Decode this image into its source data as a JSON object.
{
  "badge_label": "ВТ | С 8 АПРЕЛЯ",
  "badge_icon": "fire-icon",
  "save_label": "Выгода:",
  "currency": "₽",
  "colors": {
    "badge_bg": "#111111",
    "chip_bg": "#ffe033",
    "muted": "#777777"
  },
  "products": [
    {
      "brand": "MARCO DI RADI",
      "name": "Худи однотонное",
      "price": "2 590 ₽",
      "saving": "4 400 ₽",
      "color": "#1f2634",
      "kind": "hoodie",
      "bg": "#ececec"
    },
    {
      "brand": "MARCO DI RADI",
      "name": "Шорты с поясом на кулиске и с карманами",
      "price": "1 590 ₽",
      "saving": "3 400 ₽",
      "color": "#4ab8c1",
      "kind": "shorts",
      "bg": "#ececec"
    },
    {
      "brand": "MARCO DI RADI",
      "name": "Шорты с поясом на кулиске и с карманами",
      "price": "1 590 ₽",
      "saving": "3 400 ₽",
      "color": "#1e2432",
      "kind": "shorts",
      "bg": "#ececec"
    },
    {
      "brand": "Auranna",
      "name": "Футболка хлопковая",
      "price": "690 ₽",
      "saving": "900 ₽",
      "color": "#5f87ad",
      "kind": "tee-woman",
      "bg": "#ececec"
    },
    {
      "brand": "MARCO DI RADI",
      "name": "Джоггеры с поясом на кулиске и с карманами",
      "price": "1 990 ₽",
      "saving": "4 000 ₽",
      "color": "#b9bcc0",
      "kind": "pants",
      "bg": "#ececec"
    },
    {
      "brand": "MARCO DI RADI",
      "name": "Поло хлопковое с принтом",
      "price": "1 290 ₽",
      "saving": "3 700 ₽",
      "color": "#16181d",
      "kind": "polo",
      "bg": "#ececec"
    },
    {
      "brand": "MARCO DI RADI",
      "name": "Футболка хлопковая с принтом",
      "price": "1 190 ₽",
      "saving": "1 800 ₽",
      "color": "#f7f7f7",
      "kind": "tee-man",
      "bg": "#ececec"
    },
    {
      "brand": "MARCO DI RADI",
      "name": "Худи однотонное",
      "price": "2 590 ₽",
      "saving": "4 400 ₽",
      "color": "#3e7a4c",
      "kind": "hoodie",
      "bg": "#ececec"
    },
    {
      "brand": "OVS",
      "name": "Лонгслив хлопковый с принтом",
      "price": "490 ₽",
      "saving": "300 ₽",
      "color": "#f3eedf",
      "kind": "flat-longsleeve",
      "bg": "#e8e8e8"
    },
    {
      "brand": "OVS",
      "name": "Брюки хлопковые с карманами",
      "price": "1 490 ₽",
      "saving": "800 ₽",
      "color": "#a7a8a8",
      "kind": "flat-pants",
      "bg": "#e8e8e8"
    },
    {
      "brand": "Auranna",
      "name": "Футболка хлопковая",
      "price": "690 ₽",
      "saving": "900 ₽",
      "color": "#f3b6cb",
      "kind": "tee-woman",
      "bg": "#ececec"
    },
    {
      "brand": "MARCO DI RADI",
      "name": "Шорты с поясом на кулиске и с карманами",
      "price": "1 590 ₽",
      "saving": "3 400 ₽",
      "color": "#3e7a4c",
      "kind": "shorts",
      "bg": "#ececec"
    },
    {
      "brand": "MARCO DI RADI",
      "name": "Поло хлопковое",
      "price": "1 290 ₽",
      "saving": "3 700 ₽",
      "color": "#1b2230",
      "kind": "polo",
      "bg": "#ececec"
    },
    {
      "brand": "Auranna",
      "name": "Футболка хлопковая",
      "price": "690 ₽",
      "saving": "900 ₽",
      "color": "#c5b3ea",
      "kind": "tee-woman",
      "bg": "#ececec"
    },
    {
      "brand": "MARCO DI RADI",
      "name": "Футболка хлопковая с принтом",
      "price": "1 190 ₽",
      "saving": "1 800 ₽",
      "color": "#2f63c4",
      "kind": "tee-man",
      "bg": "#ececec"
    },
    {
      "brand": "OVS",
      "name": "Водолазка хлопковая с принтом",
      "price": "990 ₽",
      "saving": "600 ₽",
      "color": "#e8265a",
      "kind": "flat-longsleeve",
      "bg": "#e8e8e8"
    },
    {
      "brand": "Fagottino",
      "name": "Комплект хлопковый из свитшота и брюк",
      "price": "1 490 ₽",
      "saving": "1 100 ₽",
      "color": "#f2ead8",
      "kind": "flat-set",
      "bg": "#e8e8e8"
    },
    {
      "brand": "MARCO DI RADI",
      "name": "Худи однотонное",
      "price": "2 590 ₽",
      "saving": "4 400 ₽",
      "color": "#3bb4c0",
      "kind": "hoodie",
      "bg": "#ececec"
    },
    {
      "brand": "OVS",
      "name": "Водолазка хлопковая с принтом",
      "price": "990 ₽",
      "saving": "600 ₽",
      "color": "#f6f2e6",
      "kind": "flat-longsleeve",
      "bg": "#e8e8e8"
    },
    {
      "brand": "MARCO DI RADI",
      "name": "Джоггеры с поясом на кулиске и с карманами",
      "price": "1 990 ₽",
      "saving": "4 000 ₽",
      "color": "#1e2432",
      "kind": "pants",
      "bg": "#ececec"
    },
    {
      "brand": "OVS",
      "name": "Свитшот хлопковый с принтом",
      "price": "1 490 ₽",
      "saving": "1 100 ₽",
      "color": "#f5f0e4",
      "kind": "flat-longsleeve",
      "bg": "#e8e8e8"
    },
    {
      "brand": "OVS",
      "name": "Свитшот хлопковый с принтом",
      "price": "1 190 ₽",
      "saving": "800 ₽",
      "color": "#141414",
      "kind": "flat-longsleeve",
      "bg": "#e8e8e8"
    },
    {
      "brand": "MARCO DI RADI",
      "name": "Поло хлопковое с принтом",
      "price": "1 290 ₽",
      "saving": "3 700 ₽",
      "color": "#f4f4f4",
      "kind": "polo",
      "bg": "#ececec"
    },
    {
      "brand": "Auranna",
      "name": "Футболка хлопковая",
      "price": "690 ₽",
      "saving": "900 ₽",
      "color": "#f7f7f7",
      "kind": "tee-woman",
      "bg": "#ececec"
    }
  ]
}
________________________________________
- _WRITTEN INSTRUCTION_: Above are the records; copy every line in them that holds the word "хлопковый".

- _REPLY_:
      "name": "Лонгслив хлопковый с принтом",
      "name": "Комплект хлопковый из свитшота и брюк",
      "name": "Свитшот хлопковый с принтом",
      "name": "Свитшот хлопковый с принтом",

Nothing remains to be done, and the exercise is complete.